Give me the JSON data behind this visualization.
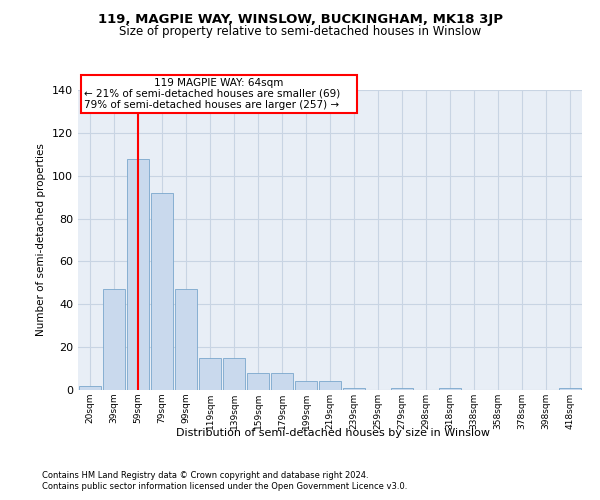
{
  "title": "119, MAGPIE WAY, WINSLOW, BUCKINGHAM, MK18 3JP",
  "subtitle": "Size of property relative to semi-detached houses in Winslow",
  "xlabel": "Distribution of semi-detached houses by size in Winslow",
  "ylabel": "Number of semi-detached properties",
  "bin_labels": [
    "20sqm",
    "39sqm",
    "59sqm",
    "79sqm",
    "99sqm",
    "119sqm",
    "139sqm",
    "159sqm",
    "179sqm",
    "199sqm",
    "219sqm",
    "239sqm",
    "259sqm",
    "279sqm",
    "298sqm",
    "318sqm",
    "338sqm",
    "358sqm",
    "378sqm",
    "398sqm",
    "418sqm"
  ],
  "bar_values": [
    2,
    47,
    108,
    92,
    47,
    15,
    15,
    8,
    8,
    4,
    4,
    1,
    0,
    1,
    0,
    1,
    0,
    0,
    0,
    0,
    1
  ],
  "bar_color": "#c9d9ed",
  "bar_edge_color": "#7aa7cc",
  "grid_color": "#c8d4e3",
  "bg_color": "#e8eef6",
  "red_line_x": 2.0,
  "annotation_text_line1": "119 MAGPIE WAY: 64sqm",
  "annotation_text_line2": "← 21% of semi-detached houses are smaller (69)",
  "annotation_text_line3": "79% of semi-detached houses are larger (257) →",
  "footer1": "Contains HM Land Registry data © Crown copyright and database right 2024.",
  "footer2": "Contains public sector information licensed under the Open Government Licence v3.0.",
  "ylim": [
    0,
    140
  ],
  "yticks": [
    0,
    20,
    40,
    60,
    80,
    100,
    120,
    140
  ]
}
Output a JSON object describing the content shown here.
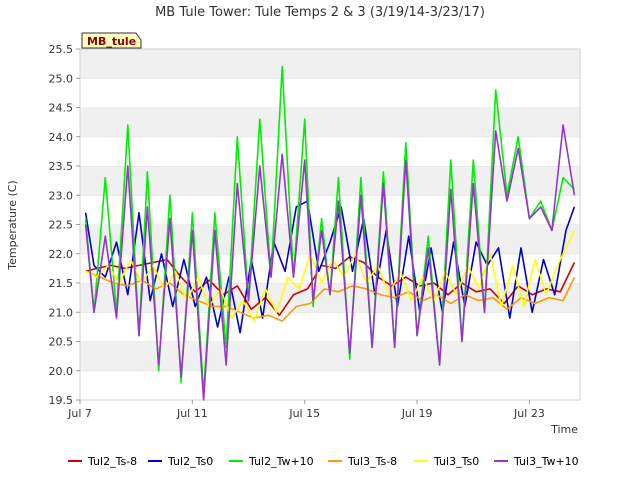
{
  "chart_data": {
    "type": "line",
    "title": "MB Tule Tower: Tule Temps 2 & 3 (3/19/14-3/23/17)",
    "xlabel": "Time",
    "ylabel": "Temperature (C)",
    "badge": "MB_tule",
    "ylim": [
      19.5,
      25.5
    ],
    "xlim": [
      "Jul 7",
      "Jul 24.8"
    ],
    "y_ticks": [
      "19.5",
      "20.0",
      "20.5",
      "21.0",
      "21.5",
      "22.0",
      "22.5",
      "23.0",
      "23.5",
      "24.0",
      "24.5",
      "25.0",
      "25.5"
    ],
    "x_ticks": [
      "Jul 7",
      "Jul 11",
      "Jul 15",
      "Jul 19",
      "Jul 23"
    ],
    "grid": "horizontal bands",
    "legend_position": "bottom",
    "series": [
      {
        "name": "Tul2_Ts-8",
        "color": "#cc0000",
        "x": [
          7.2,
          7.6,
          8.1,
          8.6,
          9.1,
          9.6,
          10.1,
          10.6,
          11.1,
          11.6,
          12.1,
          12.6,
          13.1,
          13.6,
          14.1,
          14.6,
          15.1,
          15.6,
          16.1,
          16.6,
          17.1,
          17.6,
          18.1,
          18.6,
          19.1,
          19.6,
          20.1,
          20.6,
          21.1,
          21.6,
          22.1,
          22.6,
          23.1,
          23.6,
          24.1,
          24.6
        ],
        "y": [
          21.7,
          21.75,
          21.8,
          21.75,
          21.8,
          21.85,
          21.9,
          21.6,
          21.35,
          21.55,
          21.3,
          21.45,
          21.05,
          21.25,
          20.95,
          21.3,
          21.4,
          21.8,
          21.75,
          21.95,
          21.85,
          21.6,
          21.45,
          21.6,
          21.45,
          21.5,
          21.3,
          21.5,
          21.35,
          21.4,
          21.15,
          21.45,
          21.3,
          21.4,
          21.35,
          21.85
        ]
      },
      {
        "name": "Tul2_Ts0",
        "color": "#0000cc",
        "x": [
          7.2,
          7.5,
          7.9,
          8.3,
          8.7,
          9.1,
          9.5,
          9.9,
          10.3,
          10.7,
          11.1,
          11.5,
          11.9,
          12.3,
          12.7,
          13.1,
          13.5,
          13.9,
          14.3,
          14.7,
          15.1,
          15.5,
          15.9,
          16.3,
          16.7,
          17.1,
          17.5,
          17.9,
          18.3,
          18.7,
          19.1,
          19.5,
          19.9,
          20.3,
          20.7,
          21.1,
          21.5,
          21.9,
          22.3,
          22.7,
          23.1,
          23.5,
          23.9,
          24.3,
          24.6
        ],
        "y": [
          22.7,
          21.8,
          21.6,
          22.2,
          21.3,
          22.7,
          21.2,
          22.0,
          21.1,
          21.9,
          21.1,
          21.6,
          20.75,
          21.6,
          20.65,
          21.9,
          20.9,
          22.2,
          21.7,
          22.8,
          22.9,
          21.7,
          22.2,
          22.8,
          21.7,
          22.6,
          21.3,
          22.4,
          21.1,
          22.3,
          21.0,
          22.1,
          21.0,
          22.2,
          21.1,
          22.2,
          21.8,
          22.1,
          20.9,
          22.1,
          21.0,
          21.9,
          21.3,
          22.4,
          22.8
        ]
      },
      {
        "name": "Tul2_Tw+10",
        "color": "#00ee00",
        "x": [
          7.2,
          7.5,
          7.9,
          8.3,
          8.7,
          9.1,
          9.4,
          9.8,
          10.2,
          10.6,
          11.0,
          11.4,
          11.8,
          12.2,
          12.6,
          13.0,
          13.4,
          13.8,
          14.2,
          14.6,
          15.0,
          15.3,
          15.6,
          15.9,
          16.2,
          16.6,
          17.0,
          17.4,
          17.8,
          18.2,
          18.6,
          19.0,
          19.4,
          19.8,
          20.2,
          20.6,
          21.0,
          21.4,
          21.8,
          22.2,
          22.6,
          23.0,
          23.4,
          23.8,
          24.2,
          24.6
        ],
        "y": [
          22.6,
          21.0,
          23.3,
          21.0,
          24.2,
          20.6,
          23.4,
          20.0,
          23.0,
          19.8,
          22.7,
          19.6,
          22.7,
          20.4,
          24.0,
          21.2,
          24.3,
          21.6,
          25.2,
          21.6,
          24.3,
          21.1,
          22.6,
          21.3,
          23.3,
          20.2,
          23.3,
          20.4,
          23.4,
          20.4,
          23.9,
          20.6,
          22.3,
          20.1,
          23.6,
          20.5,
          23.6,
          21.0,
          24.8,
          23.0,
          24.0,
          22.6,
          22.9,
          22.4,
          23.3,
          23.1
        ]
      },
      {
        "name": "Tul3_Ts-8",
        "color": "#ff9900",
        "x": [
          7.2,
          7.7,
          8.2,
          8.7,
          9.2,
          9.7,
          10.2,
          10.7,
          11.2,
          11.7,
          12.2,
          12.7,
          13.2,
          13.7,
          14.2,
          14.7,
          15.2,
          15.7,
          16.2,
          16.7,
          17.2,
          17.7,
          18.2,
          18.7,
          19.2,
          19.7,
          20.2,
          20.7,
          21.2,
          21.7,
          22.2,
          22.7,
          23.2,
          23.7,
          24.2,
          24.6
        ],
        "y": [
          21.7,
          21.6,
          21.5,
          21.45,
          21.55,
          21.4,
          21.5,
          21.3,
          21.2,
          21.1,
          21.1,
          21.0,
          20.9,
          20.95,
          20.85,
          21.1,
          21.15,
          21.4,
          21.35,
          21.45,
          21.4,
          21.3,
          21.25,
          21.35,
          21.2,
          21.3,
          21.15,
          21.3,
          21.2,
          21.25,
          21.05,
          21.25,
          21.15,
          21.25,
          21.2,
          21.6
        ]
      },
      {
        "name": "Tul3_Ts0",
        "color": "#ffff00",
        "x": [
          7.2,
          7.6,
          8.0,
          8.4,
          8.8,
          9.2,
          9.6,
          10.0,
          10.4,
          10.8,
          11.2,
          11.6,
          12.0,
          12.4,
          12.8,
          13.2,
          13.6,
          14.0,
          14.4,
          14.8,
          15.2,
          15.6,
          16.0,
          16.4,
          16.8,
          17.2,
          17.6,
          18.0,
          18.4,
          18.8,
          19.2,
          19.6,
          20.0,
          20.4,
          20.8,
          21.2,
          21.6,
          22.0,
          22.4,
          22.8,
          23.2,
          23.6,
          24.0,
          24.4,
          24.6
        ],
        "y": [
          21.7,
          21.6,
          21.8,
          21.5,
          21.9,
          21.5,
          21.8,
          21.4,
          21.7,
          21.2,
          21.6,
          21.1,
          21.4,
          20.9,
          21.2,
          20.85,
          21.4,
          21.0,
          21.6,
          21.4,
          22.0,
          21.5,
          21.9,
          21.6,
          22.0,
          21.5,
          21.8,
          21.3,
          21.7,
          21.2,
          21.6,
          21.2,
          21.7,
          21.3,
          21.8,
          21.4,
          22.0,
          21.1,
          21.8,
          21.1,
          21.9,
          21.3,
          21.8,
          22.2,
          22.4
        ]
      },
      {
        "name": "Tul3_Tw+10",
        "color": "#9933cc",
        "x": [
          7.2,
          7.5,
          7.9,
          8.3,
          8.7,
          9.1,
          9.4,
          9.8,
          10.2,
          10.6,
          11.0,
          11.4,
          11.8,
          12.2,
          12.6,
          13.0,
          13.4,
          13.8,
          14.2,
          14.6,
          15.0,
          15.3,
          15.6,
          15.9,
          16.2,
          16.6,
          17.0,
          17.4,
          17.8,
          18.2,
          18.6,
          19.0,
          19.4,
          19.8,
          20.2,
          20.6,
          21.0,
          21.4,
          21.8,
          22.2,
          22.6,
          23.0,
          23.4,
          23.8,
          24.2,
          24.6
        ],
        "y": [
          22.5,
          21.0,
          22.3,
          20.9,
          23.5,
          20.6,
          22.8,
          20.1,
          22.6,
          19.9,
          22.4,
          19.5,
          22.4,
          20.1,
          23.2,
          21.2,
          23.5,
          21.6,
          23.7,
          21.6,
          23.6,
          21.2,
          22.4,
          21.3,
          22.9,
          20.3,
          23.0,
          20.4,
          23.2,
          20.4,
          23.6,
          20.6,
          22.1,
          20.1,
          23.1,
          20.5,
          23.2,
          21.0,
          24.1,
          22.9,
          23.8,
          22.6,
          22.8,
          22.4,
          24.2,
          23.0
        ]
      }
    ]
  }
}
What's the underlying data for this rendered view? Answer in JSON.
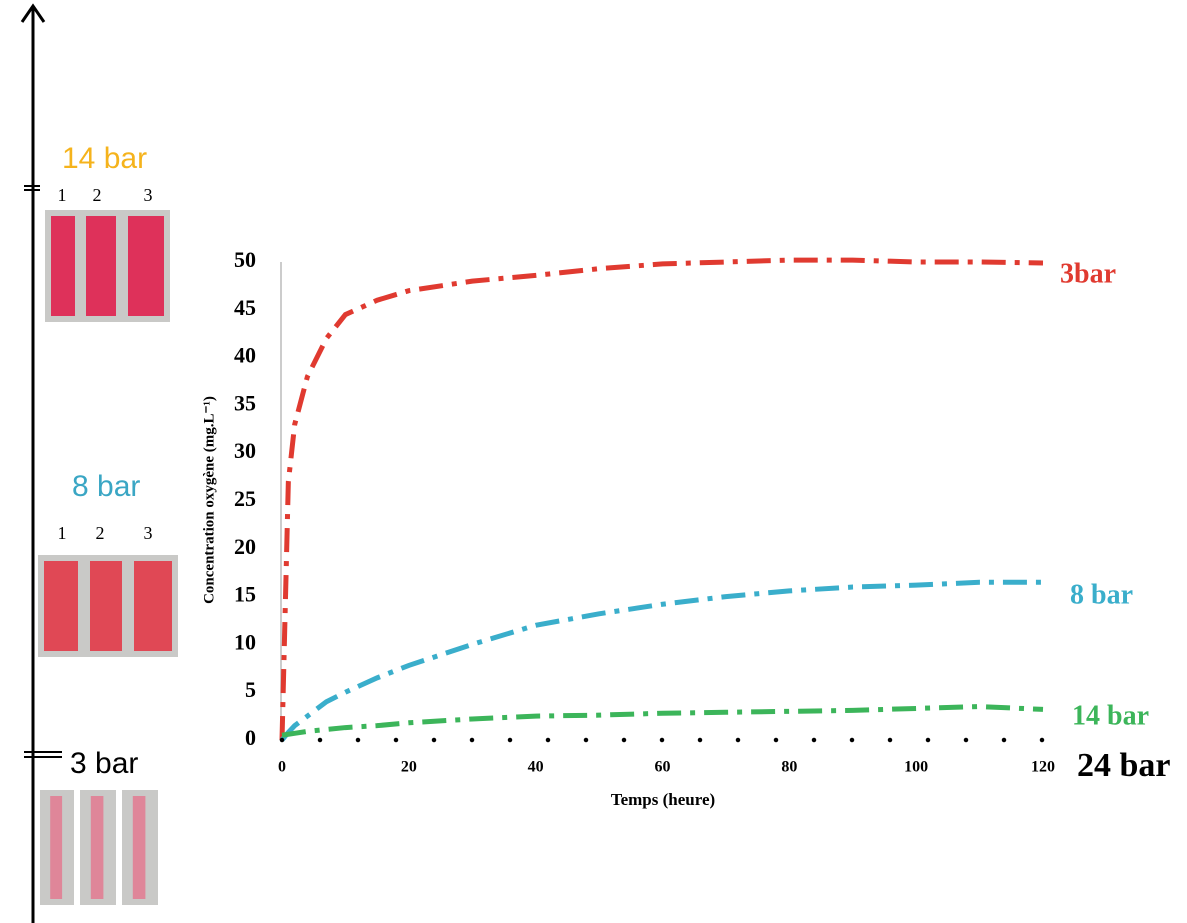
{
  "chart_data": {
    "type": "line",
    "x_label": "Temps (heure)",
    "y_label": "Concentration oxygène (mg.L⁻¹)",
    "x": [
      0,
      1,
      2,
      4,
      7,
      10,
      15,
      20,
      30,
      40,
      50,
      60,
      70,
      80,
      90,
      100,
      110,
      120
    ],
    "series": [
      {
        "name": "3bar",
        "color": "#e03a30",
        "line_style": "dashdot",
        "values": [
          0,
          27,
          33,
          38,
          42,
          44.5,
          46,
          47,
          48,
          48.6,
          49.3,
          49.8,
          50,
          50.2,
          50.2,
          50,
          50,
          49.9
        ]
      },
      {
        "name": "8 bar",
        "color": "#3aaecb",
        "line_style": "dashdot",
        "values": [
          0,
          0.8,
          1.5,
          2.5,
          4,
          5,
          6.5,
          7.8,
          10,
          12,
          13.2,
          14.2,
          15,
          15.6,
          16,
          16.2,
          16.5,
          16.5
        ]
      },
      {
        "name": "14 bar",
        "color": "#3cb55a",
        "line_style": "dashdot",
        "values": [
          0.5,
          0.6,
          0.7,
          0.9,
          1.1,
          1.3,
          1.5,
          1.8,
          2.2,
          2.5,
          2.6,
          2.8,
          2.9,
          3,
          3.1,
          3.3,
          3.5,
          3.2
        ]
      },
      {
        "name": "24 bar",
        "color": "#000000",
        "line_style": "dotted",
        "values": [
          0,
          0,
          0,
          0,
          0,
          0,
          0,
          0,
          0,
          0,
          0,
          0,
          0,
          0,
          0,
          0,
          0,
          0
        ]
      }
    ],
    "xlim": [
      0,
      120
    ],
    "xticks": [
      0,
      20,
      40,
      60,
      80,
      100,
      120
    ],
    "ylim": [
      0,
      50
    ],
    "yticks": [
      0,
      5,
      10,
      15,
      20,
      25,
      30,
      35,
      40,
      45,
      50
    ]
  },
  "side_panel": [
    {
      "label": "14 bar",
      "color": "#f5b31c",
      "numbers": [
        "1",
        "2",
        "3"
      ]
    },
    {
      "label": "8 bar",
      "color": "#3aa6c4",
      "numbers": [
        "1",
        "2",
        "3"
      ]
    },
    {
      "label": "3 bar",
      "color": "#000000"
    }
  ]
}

◇ ◇ ◇ ◇ ◇ ◇ ◇

# EXERCISE TASK:
Pull out all lines from the listing that contain the string "JSON".

# EXPECTED ANSWER:
Give me the JSON data behind this visualization.
Output a JSON object describing the content shown here.
What's the underlying data for this rendered view? Answer in JSON.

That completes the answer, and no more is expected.